[START OF Exercise inputs]

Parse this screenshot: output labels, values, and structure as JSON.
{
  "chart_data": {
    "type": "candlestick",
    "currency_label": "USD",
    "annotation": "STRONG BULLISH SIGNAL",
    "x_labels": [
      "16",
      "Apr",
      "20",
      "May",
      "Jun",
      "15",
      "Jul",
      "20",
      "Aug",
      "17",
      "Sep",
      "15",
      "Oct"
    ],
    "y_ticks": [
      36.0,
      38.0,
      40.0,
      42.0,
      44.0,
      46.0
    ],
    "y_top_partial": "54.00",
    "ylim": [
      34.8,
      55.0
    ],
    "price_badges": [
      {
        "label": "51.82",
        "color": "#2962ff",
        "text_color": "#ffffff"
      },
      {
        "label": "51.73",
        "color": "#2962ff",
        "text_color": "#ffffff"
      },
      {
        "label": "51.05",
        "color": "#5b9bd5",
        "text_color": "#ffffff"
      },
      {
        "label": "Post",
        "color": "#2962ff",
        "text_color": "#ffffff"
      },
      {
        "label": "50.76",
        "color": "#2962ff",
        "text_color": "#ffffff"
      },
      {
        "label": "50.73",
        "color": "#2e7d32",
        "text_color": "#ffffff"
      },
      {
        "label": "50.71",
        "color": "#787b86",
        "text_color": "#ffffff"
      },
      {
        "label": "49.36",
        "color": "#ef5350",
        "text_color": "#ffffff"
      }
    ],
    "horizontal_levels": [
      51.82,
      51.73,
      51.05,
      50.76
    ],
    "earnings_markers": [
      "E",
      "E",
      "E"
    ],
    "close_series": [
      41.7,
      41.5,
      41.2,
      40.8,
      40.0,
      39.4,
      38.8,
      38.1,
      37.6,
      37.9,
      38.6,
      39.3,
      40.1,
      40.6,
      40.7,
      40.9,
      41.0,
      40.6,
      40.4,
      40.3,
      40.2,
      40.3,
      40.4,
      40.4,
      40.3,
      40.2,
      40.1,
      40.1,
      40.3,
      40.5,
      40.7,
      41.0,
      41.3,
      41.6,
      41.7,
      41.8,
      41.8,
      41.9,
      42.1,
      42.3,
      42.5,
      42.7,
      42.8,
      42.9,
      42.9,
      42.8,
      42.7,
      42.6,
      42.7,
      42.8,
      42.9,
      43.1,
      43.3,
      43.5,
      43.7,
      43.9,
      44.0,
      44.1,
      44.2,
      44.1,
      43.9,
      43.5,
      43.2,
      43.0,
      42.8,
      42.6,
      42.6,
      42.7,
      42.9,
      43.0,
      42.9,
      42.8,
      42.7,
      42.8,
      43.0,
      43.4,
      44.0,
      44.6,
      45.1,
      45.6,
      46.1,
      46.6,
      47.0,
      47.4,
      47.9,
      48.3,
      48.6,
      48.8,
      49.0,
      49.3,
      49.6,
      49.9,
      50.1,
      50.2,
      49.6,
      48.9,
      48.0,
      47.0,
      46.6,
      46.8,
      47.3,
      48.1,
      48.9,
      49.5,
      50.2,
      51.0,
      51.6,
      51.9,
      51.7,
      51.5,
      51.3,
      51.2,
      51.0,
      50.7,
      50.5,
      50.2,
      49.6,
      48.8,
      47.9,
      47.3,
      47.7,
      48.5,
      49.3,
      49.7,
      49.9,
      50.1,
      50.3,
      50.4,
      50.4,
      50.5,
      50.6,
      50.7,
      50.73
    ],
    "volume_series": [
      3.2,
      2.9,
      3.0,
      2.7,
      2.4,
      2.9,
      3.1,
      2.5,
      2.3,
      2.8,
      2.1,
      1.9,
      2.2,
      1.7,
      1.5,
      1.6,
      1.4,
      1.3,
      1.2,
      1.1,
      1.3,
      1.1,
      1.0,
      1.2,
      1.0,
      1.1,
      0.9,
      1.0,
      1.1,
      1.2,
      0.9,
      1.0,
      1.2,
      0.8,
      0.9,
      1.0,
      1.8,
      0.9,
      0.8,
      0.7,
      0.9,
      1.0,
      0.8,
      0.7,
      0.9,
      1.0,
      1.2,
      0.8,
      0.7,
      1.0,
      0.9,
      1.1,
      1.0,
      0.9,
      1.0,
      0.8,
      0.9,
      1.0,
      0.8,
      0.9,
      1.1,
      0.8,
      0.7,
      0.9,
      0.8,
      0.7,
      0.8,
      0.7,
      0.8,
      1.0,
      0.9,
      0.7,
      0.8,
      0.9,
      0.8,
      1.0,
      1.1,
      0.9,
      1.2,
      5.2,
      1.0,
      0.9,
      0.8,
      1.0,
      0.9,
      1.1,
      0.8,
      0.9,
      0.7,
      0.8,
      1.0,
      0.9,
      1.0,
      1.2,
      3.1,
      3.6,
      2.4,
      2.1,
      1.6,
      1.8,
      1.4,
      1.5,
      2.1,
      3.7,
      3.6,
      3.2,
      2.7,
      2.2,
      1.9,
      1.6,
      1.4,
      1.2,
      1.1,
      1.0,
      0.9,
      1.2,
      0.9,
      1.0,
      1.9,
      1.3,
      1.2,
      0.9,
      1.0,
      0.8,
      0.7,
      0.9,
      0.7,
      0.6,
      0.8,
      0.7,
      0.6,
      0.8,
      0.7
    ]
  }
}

[END OF Exercise inputs]

Copy out all of the records above with nothing altered.

■ **Result of the exercise**:
Parse this screenshot: output labels, values, and structure as JSON.
{
  "chart_data": {
    "type": "candlestick",
    "currency_label": "USD",
    "annotation": "STRONG BULLISH SIGNAL",
    "x_labels": [
      "16",
      "Apr",
      "20",
      "May",
      "Jun",
      "15",
      "Jul",
      "20",
      "Aug",
      "17",
      "Sep",
      "15",
      "Oct"
    ],
    "y_ticks": [
      36.0,
      38.0,
      40.0,
      42.0,
      44.0,
      46.0
    ],
    "y_top_partial": "54.00",
    "ylim": [
      34.8,
      55.0
    ],
    "price_badges": [
      {
        "label": "51.82",
        "color": "#2962ff",
        "text_color": "#ffffff"
      },
      {
        "label": "51.73",
        "color": "#2962ff",
        "text_color": "#ffffff"
      },
      {
        "label": "51.05",
        "color": "#5b9bd5",
        "text_color": "#ffffff"
      },
      {
        "label": "Post",
        "color": "#2962ff",
        "text_color": "#ffffff"
      },
      {
        "label": "50.76",
        "color": "#2962ff",
        "text_color": "#ffffff"
      },
      {
        "label": "50.73",
        "color": "#2e7d32",
        "text_color": "#ffffff"
      },
      {
        "label": "50.71",
        "color": "#787b86",
        "text_color": "#ffffff"
      },
      {
        "label": "49.36",
        "color": "#ef5350",
        "text_color": "#ffffff"
      }
    ],
    "horizontal_levels": [
      51.82,
      51.73,
      51.05,
      50.76
    ],
    "earnings_markers": [
      "E",
      "E",
      "E"
    ],
    "close_series": [
      41.7,
      41.5,
      41.2,
      40.8,
      40.0,
      39.4,
      38.8,
      38.1,
      37.6,
      37.9,
      38.6,
      39.3,
      40.1,
      40.6,
      40.7,
      40.9,
      41.0,
      40.6,
      40.4,
      40.3,
      40.2,
      40.3,
      40.4,
      40.4,
      40.3,
      40.2,
      40.1,
      40.1,
      40.3,
      40.5,
      40.7,
      41.0,
      41.3,
      41.6,
      41.7,
      41.8,
      41.8,
      41.9,
      42.1,
      42.3,
      42.5,
      42.7,
      42.8,
      42.9,
      42.9,
      42.8,
      42.7,
      42.6,
      42.7,
      42.8,
      42.9,
      43.1,
      43.3,
      43.5,
      43.7,
      43.9,
      44.0,
      44.1,
      44.2,
      44.1,
      43.9,
      43.5,
      43.2,
      43.0,
      42.8,
      42.6,
      42.6,
      42.7,
      42.9,
      43.0,
      42.9,
      42.8,
      42.7,
      42.8,
      43.0,
      43.4,
      44.0,
      44.6,
      45.1,
      45.6,
      46.1,
      46.6,
      47.0,
      47.4,
      47.9,
      48.3,
      48.6,
      48.8,
      49.0,
      49.3,
      49.6,
      49.9,
      50.1,
      50.2,
      49.6,
      48.9,
      48.0,
      47.0,
      46.6,
      46.8,
      47.3,
      48.1,
      48.9,
      49.5,
      50.2,
      51.0,
      51.6,
      51.9,
      51.7,
      51.5,
      51.3,
      51.2,
      51.0,
      50.7,
      50.5,
      50.2,
      49.6,
      48.8,
      47.9,
      47.3,
      47.7,
      48.5,
      49.3,
      49.7,
      49.9,
      50.1,
      50.3,
      50.4,
      50.4,
      50.5,
      50.6,
      50.7,
      50.73
    ],
    "volume_series": [
      3.2,
      2.9,
      3.0,
      2.7,
      2.4,
      2.9,
      3.1,
      2.5,
      2.3,
      2.8,
      2.1,
      1.9,
      2.2,
      1.7,
      1.5,
      1.6,
      1.4,
      1.3,
      1.2,
      1.1,
      1.3,
      1.1,
      1.0,
      1.2,
      1.0,
      1.1,
      0.9,
      1.0,
      1.1,
      1.2,
      0.9,
      1.0,
      1.2,
      0.8,
      0.9,
      1.0,
      1.8,
      0.9,
      0.8,
      0.7,
      0.9,
      1.0,
      0.8,
      0.7,
      0.9,
      1.0,
      1.2,
      0.8,
      0.7,
      1.0,
      0.9,
      1.1,
      1.0,
      0.9,
      1.0,
      0.8,
      0.9,
      1.0,
      0.8,
      0.9,
      1.1,
      0.8,
      0.7,
      0.9,
      0.8,
      0.7,
      0.8,
      0.7,
      0.8,
      1.0,
      0.9,
      0.7,
      0.8,
      0.9,
      0.8,
      1.0,
      1.1,
      0.9,
      1.2,
      5.2,
      1.0,
      0.9,
      0.8,
      1.0,
      0.9,
      1.1,
      0.8,
      0.9,
      0.7,
      0.8,
      1.0,
      0.9,
      1.0,
      1.2,
      3.1,
      3.6,
      2.4,
      2.1,
      1.6,
      1.8,
      1.4,
      1.5,
      2.1,
      3.7,
      3.6,
      3.2,
      2.7,
      2.2,
      1.9,
      1.6,
      1.4,
      1.2,
      1.1,
      1.0,
      0.9,
      1.2,
      0.9,
      1.0,
      1.9,
      1.3,
      1.2,
      0.9,
      1.0,
      0.8,
      0.7,
      0.9,
      0.7,
      0.6,
      0.8,
      0.7,
      0.6,
      0.8,
      0.7
    ]
  }
}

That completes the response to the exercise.